Exercise prompt:
Comb the records below for the string "напильника" and copy each line where it turns up.

[Stored data entries]
[start]

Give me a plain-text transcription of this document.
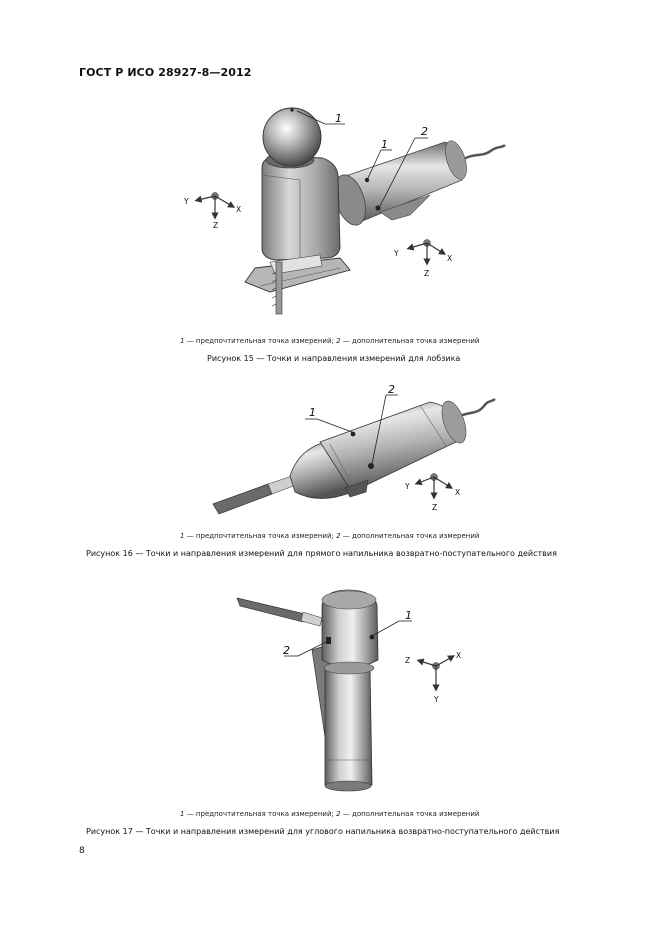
ГОСТ Р ИСО 28927-8—2012
1
1
2
Y
X
Z
Y
X
Z
1 — предпочтительная точка измерений; 2 — дополнительная точка измерений
Рисунок 15 — Точки и направления измерений для лобзика
1
2
Y
X
Z
1 — предпочтительная точка измерений; 2 — дополнительная точка измерений
Рисунок 16 — Точки и направления измерений для прямого напильника возвратно-поступательного действия
1
2
Z
X
Y
1 — предпочтительная точка измерений; 2 — дополнительная точка измерений
Рисунок 17 — Точки и направления измерений для углового напильника возвратно-поступательного действия
8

[end]

Full answer:
Рисунок 16 — Точки и направления измерений для прямого напильника возвратно-поступательного действия
Рисунок 17 — Точки и направления измерений для углового напильника возвратно-поступательного действия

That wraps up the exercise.